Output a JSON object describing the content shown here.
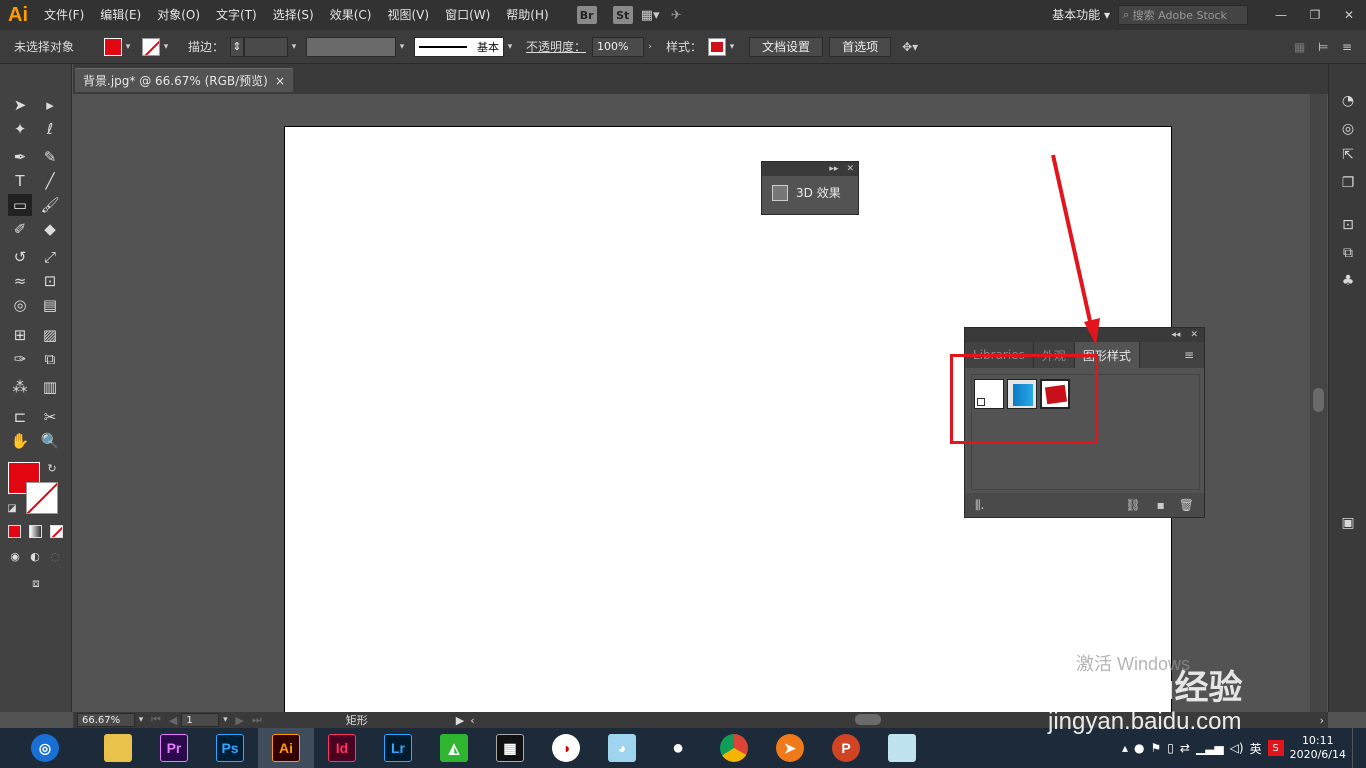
{
  "app": {
    "logo": "Ai"
  },
  "menu": [
    "文件(F)",
    "编辑(E)",
    "对象(O)",
    "文字(T)",
    "选择(S)",
    "效果(C)",
    "视图(V)",
    "窗口(W)",
    "帮助(H)"
  ],
  "bridge": [
    "Br",
    "St"
  ],
  "workspace": "基本功能",
  "search": {
    "placeholder": "搜索 Adobe Stock"
  },
  "control": {
    "selection": "未选择对象",
    "stroke_label": "描边：",
    "stroke_style": "基本",
    "opacity_label": "不透明度：",
    "opacity_value": "100%",
    "style_label": "样式：",
    "doc_setup": "文档设置",
    "preferences": "首选项",
    "fill_color": "#e30613"
  },
  "document": {
    "tab_title": "背景.jpg* @ 66.67% (RGB/预览)",
    "close": "×"
  },
  "panel3d": {
    "title": "3D 效果"
  },
  "graphic_styles": {
    "tabs": [
      "Libraries",
      "外观",
      "图形样式"
    ],
    "active_tab": "图形样式",
    "swatches": [
      "default-style",
      "blue-3d-cube",
      "red-3d-shape"
    ]
  },
  "status": {
    "zoom": "66.67%",
    "page": "1",
    "tool": "矩形"
  },
  "taskbar": {
    "apps": [
      {
        "name": "Pr",
        "color": "#2a0a4a",
        "fg": "#e77cff"
      },
      {
        "name": "Ps",
        "color": "#001e36",
        "fg": "#31a8ff"
      },
      {
        "name": "Ai",
        "color": "#330000",
        "fg": "#ff9a00"
      },
      {
        "name": "Id",
        "color": "#49021f",
        "fg": "#ff3366"
      },
      {
        "name": "Lr",
        "color": "#001a2e",
        "fg": "#31a8ff"
      }
    ],
    "time": "10:11",
    "date": "2020/6/14",
    "ime": "英"
  },
  "watermark": {
    "line1": "激活 Windows",
    "brand": "Baidu经验",
    "url": "jingyan.baidu.com"
  }
}
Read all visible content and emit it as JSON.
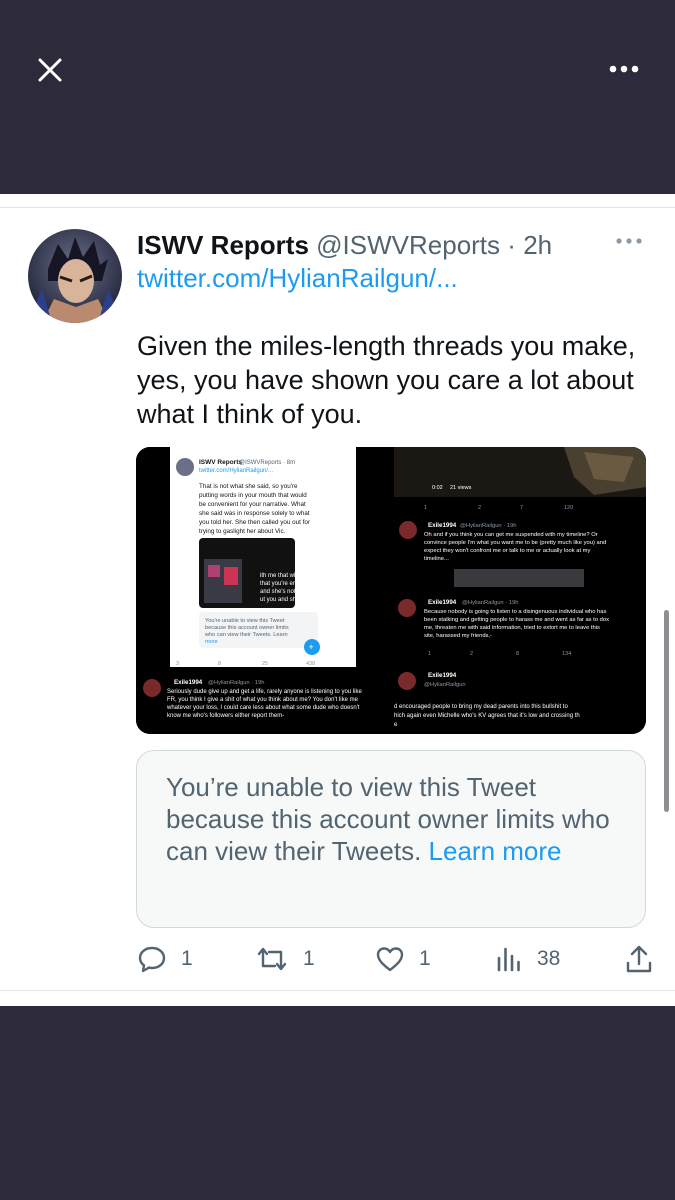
{
  "tweet": {
    "display_name": "ISWV Reports",
    "handle": "@ISWVReports",
    "separator": "·",
    "time": "2h",
    "link": "twitter.com/HylianRailgun/...",
    "text": "Given the miles-length threads you make, yes, you have shown you care a lot about what I think of you."
  },
  "media": {
    "image1": {
      "header_name": "ISWV Reports",
      "header_meta": "@ISWVReports · 8m",
      "header_link": "twitter.com/HylianRailgun/...",
      "body_lines": [
        "That is not what she said, so you're",
        "putting words in your mouth that would",
        "be convenient for your narrative. What",
        "she said was in response solely to what",
        "you told her. She then called you out for",
        "trying to gaslight her about Vic."
      ],
      "quoted_lines": [
        "ith me that what y",
        "that you're encou",
        "and she's not happ",
        "ut you and she's KV"
      ],
      "unable_lines": [
        "You're unable to view this Tweet",
        "because this account owner limits",
        "who can view their Tweets. Learn",
        "more"
      ],
      "counts": [
        "3",
        "8",
        "25",
        "438"
      ],
      "reply_name": "Exile1994",
      "reply_handle": "@HylianRailgun · 19h",
      "reply_lines": [
        "Seriously dude give up and get a life, rarely anyone is listening to you like",
        "FR, you think I give a shit of what you think about me? You don't like me",
        "whatever your loss, I could care less about what some dude who doesn't",
        "know me who's followers either report them-"
      ]
    },
    "image2": {
      "video_time": "0:02",
      "video_views": "21 views",
      "counts": [
        "1",
        "2",
        "7",
        "120"
      ],
      "reply_name": "Exile1994",
      "reply_handle": "@HylianRailgun · 19h",
      "reply_lines": [
        "Oh and if you think you can get me suspended with my timeline? Or",
        "convince people I'm  what you want me to be (pretty much like you) and",
        "expect they won't confront me or talk to me or actually look at my",
        "timeline..."
      ]
    },
    "image3": {
      "reply_name": "Exile1994",
      "reply_handle": "@HylianRailgun · 19h",
      "reply_lines": [
        "Because nobody is going to listen to a disingenuous individual who has",
        "been stalking and getting people to harass me and went as far as to dox",
        "me, threaten me with said information, tried to extort me to leave this",
        "site, harassed my friends,-"
      ],
      "counts": [
        "1",
        "2",
        "8",
        "134"
      ],
      "reply2_name": "Exile1994",
      "reply2_handle": "@HylianRailgun",
      "reply2_lines": [
        "d encouraged people to bring my dead parents into this bullshit to",
        "hich again even Michelle who's KV agrees that it's low and crossing th",
        "e"
      ]
    }
  },
  "quoted_tweet": {
    "text": "You’re unable to view this Tweet because this account owner limits who can view their Tweets.",
    "link_label": "Learn more"
  },
  "actions": {
    "replies": "1",
    "retweets": "1",
    "likes": "1",
    "views": "38"
  },
  "colors": {
    "background_dark": "#2d2a3c",
    "link_blue": "#1d9bf0",
    "muted_gray": "#536471"
  }
}
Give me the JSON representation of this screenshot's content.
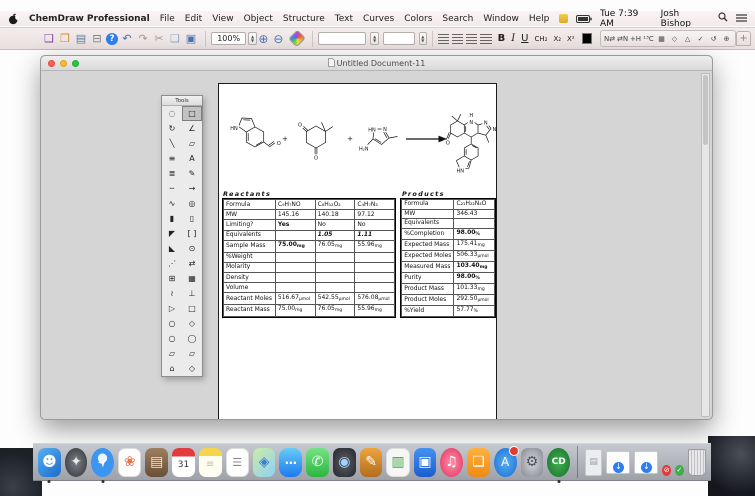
{
  "menu_bar": {
    "app_name": "ChemDraw Professional",
    "menus": [
      "File",
      "Edit",
      "View",
      "Object",
      "Structure",
      "Text",
      "Curves",
      "Colors",
      "Search",
      "Window",
      "Help"
    ],
    "time": "Tue 7:39 AM",
    "user": "Josh Bishop"
  },
  "toolbar": {
    "file_icons": [
      {
        "name": "new-document-icon",
        "glyph": "❑",
        "color": "#7b3fa0"
      },
      {
        "name": "open-document-icon",
        "glyph": "❒",
        "color": "#d98a2b"
      },
      {
        "name": "save-icon",
        "glyph": "▤",
        "color": "#5b7f9e"
      },
      {
        "name": "print-icon",
        "glyph": "⊟",
        "color": "#7a7a7a"
      },
      {
        "name": "help-icon",
        "glyph": "?",
        "color": "#fff",
        "bg": "#2f7ef0"
      },
      {
        "name": "undo-icon",
        "glyph": "↶",
        "color": "#3a6fc0"
      },
      {
        "name": "redo-icon",
        "glyph": "↷",
        "color": "#9a9a9a"
      },
      {
        "name": "cut-icon",
        "glyph": "✂",
        "color": "#9a9a9a"
      },
      {
        "name": "copy-icon",
        "glyph": "❏",
        "color": "#8fa8c8"
      },
      {
        "name": "paste-icon",
        "glyph": "▣",
        "color": "#4a76b8"
      }
    ],
    "zoom_value": "100%",
    "zoom_in_glyph": "⊕",
    "zoom_out_glyph": "⊖",
    "format": {
      "bold": "B",
      "italic": "I",
      "underline": "U",
      "formula": "CH₂",
      "subscript": "X₂",
      "superscript": "X²"
    },
    "chem_icons": [
      {
        "name": "name-to-structure-icon",
        "glyph": "N⇄"
      },
      {
        "name": "structure-to-name-icon",
        "glyph": "⇄N"
      },
      {
        "name": "implicit-hydrogens-icon",
        "glyph": "+H"
      },
      {
        "name": "nmr-predict-icon",
        "glyph": "¹³C"
      },
      {
        "name": "periodic-table-icon",
        "glyph": "▦"
      },
      {
        "name": "check-structure-icon",
        "glyph": "◇"
      },
      {
        "name": "clean-structure-icon",
        "glyph": "△"
      },
      {
        "name": "analyze-structure-icon",
        "glyph": "✓"
      },
      {
        "name": "revert-structure-icon",
        "glyph": "↺"
      },
      {
        "name": "expand-label-icon",
        "glyph": "⊕"
      }
    ],
    "add_button": "+"
  },
  "window": {
    "title": "Untitled Document-11"
  },
  "tools_palette": {
    "title": "Tools",
    "tools": [
      {
        "name": "lasso-select-tool",
        "glyph": "◌"
      },
      {
        "name": "marquee-select-tool",
        "glyph": "□",
        "selected": true
      },
      {
        "name": "rotate-tool",
        "glyph": "↻"
      },
      {
        "name": "arc-tool",
        "glyph": "∠"
      },
      {
        "name": "solid-bond-tool",
        "glyph": "╲"
      },
      {
        "name": "eraser-tool",
        "glyph": "▱"
      },
      {
        "name": "multiple-bond-tool",
        "glyph": "≡"
      },
      {
        "name": "text-tool",
        "glyph": "A"
      },
      {
        "name": "hashed-bond-tool",
        "glyph": "≣"
      },
      {
        "name": "pen-tool",
        "glyph": "✎"
      },
      {
        "name": "dashed-bond-tool",
        "glyph": "╌"
      },
      {
        "name": "arrow-tool",
        "glyph": "→"
      },
      {
        "name": "wavy-bond-tool",
        "glyph": "∿"
      },
      {
        "name": "orbital-tool",
        "glyph": "◎"
      },
      {
        "name": "bold-bond-tool",
        "glyph": "▮"
      },
      {
        "name": "rectangle-tool",
        "glyph": "▯"
      },
      {
        "name": "wedge-bond-tool",
        "glyph": "◤"
      },
      {
        "name": "bracket-tool",
        "glyph": "[ ]"
      },
      {
        "name": "hollow-wedge-tool",
        "glyph": "◣"
      },
      {
        "name": "circle-orbital-tool",
        "glyph": "⊙"
      },
      {
        "name": "query-bond-tool",
        "glyph": "⋰"
      },
      {
        "name": "atom-atom-map-tool",
        "glyph": "⇄"
      },
      {
        "name": "table-tool",
        "glyph": "⊞"
      },
      {
        "name": "template-tool",
        "glyph": "▦"
      },
      {
        "name": "curve-tool",
        "glyph": "≀"
      },
      {
        "name": "stamp-tool",
        "glyph": "⊥"
      },
      {
        "name": "triangle-shape-tool",
        "glyph": "▷"
      },
      {
        "name": "square-shape-tool",
        "glyph": "□"
      },
      {
        "name": "oval-shape-tool",
        "glyph": "○"
      },
      {
        "name": "hexagon-shape-tool",
        "glyph": "◇"
      },
      {
        "name": "circle-shape-tool",
        "glyph": "○"
      },
      {
        "name": "ring-shape-tool",
        "glyph": "◯"
      },
      {
        "name": "parallelogram-shape-tool",
        "glyph": "▱"
      },
      {
        "name": "trapezoid-shape-tool",
        "glyph": "▱"
      },
      {
        "name": "pentagon-shape-tool",
        "glyph": "⌂"
      },
      {
        "name": "polygon-shape-tool",
        "glyph": "◇"
      }
    ]
  },
  "scheme": {
    "labels": {
      "plus": "+",
      "s1_hn": "HN",
      "s1_o": "O",
      "s2_o1": "O",
      "s2_o2": "O",
      "s3_hn": "HN",
      "s3_n": "N",
      "s3_h2n": "H₂N",
      "p_h": "H",
      "p_n1": "N",
      "p_n2": "N",
      "p_nh": "NH",
      "p_o": "O",
      "p_hn": "HN"
    }
  },
  "table": {
    "reactants": {
      "header": "Reactants",
      "rows": [
        {
          "label": "Formula",
          "values": [
            {
              "v": "C₉H₇NO"
            },
            {
              "v": "C₈H₁₂O₂"
            },
            {
              "v": "C₄H₇N₃"
            }
          ]
        },
        {
          "label": "MW",
          "values": [
            {
              "v": "145.16"
            },
            {
              "v": "140.18"
            },
            {
              "v": "97.12"
            }
          ]
        },
        {
          "label": "Limiting?",
          "values": [
            {
              "v": "Yes",
              "b": true
            },
            {
              "v": "No"
            },
            {
              "v": "No"
            }
          ]
        },
        {
          "label": "Equivalents",
          "values": [
            {
              "v": ""
            },
            {
              "v": "1.05",
              "b": true,
              "i": true
            },
            {
              "v": "1.11",
              "b": true,
              "i": true
            }
          ]
        },
        {
          "label": "Sample Mass",
          "values": [
            {
              "v": "75.00",
              "u": "mg",
              "b": true
            },
            {
              "v": "76.05",
              "u": "mg"
            },
            {
              "v": "55.96",
              "u": "mg"
            }
          ]
        },
        {
          "label": "%Weight",
          "values": [
            {
              "v": ""
            },
            {
              "v": ""
            },
            {
              "v": ""
            }
          ]
        },
        {
          "label": "Molarity",
          "values": [
            {
              "v": ""
            },
            {
              "v": ""
            },
            {
              "v": ""
            }
          ]
        },
        {
          "label": "Density",
          "values": [
            {
              "v": ""
            },
            {
              "v": ""
            },
            {
              "v": ""
            }
          ]
        },
        {
          "label": "Volume",
          "values": [
            {
              "v": ""
            },
            {
              "v": ""
            },
            {
              "v": ""
            }
          ]
        },
        {
          "label": "Reactant Moles",
          "values": [
            {
              "v": "516.67",
              "u": "µmol"
            },
            {
              "v": "542.55",
              "u": "µmol"
            },
            {
              "v": "576.08",
              "u": "µmol"
            }
          ]
        },
        {
          "label": "Reactant Mass",
          "values": [
            {
              "v": "75.00",
              "u": "mg"
            },
            {
              "v": "76.05",
              "u": "mg"
            },
            {
              "v": "55.96",
              "u": "mg"
            }
          ]
        }
      ]
    },
    "products": {
      "header": "Products",
      "rows": [
        {
          "label": "Formula",
          "value": {
            "v": "C₂₁H₂₂N₄O"
          }
        },
        {
          "label": "MW",
          "value": {
            "v": "346.43"
          }
        },
        {
          "label": "Equivalents",
          "value": {
            "v": ""
          }
        },
        {
          "label": "%Completion",
          "value": {
            "v": "98.00",
            "u": "%",
            "b": true
          }
        },
        {
          "label": "Expected Mass",
          "value": {
            "v": "175.41",
            "u": "mg"
          }
        },
        {
          "label": "Expected Moles",
          "value": {
            "v": "506.33",
            "u": "µmol"
          }
        },
        {
          "label": "Measured Mass",
          "value": {
            "v": "103.40",
            "u": "mg",
            "b": true
          }
        },
        {
          "label": "Purity",
          "value": {
            "v": "98.00",
            "u": "%",
            "b": true
          }
        },
        {
          "label": "Product Mass",
          "value": {
            "v": "101.33",
            "u": "mg"
          }
        },
        {
          "label": "Product Moles",
          "value": {
            "v": "292.50",
            "u": "µmol"
          }
        },
        {
          "label": "%Yield",
          "value": {
            "v": "57.77",
            "u": "%"
          }
        }
      ]
    }
  },
  "dock": {
    "items": [
      {
        "name": "finder",
        "glyph": "☻",
        "running": true
      },
      {
        "name": "launchpad",
        "glyph": "✦"
      },
      {
        "name": "safari",
        "glyph": "➤",
        "running": true
      },
      {
        "name": "photos",
        "glyph": "❀"
      },
      {
        "name": "contacts",
        "glyph": "▤"
      },
      {
        "name": "calendar",
        "glyph": "31"
      },
      {
        "name": "notes",
        "glyph": "≡"
      },
      {
        "name": "reminders",
        "glyph": "☰"
      },
      {
        "name": "maps",
        "glyph": "◈"
      },
      {
        "name": "messages",
        "glyph": "…"
      },
      {
        "name": "facetime",
        "glyph": "✆"
      },
      {
        "name": "photo-booth",
        "glyph": "◉"
      },
      {
        "name": "pages",
        "glyph": "✎"
      },
      {
        "name": "numbers",
        "glyph": "▥"
      },
      {
        "name": "keynote",
        "glyph": "▣"
      },
      {
        "name": "itunes",
        "glyph": "♫"
      },
      {
        "name": "ibooks",
        "glyph": "❏"
      },
      {
        "name": "app-store",
        "glyph": "A"
      },
      {
        "name": "system-preferences",
        "glyph": "⚙"
      },
      {
        "name": "chemdraw",
        "glyph": "CD",
        "running": true
      },
      {
        "name": "separator"
      },
      {
        "name": "document",
        "glyph": "▤"
      },
      {
        "name": "downloads-1",
        "glyph": "↓"
      },
      {
        "name": "downloads-2",
        "glyph": "↓"
      },
      {
        "name": "badge-red",
        "glyph": "⊘",
        "mini": true
      },
      {
        "name": "badge-green",
        "glyph": "✓",
        "mini": true
      },
      {
        "name": "trash",
        "glyph": ""
      }
    ]
  }
}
------
Work to do: Write down every line of the data above that includes the string "Expected".

Written reply:
          "label": "Expected Mass",
          "label": "Expected Moles",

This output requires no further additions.